▸ **Document segment**:
==================================================

# Kervolution Again

Attempt to replicate results from: https://arxiv.org/abs/1904.03955

In [1]:
import torch
from torch import nn
from torch.autograd import Variable
import torch.nn.functional as F
## eh, dude?


import torchvision
import torchvision.transforms as transforms

## Kresnet, trying to get it working

layers stuff from: https://github.com/gan3sh500/kervolution-pytorch/blob/master/layer.py

In [2]:
# When bias is not none, this thing fails
class LinearKernel(nn.Module):
    def __init__(self):
        super(LinearKernel, self).__init__()
    
    def forward(self, x_unf, w, b):
        t = x_unf.transpose(1, 2).matmul(w.view(w.size(0), -1).t()).transpose(1, 2)
        if b is not None:
            return t + b
        return t

In [3]:
class MyLinearKernel(nn.Module):
    def __init__(self):
        super(LinearKernel, self).__init__()
    
    def forward(self, x_unf, w, b):
        output = x_unf.matmul(w.t())
        if bias is not None :
            output += b
        return output

**Polynomial Kervolution**

K<sub>p</sub>(X,W) = (X<sup>T</sup> W + c<sub>p</sub>)<sup>d<sub>p</sub></sup>

In [4]:
class PolynomialKernel(LinearKernel):
    def __init__(self, cp=2.0, dp=3, train_cp=True):
        super(PolynomialKernel, self).__init__()

==================================================

▸ **Supplied material**:
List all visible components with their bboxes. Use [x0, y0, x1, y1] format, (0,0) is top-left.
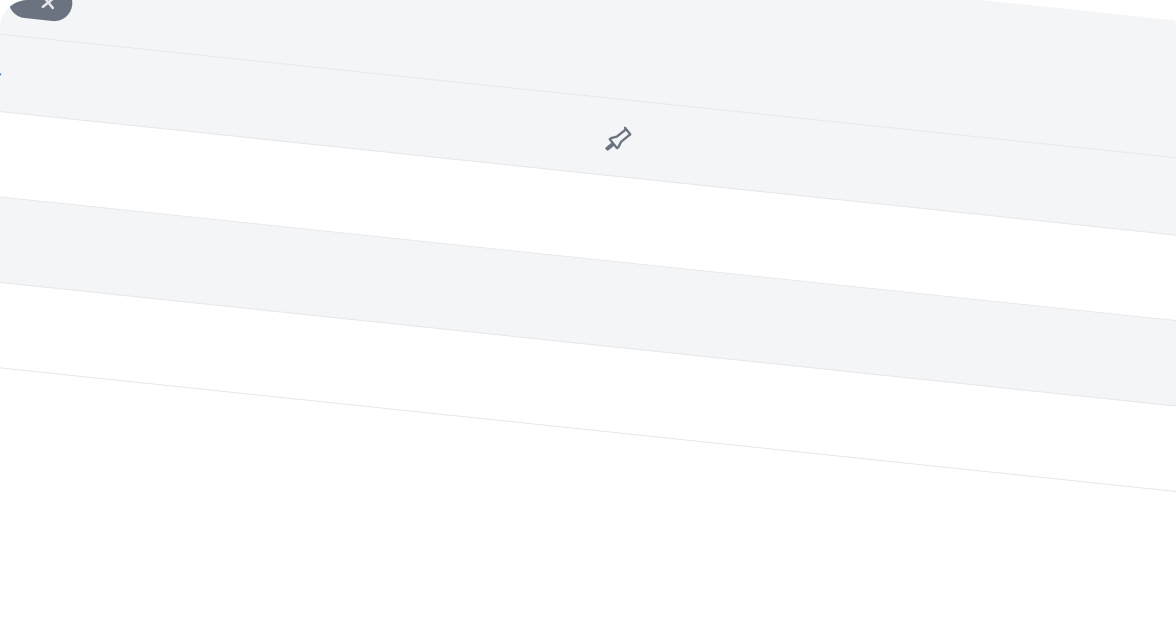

==================================================

▸ **Required work**:
1 – From the kervolution notebook, copy the part that opens with the words containing "if bias is not" and closes with "super(PolynomialKernel, self).__init__()".
2 – Answer these questions about the kervolution notebook:
(a) Which arXiv address is given for the results the notebook tries to replicate?
(b) According to the comment on the LinearKernel class, under what condition does it fail?
(c) What default values does PolynomialKernel assign to cp and dp?

▸ **Written responses**:
1 –
if bias is not None :
            output += b
        return output

**Polynomial Kervolution**

K<sub>p</sub>(X,W) = (X<sup>T</sup> W + c<sub>p</sub>)<sup>d<sub>p</sub></sup>

In [4]:
class PolynomialKernel(LinearKernel):
    def __init__(self, cp=2.0, dp=3, train_cp=True):
        super(PolynomialKernel, self).__init__()

2 –
(a) https://arxiv.org/abs/1904.03955
(b) When bias is not none.
(c) cp defaults to 2.0 and dp defaults to 3.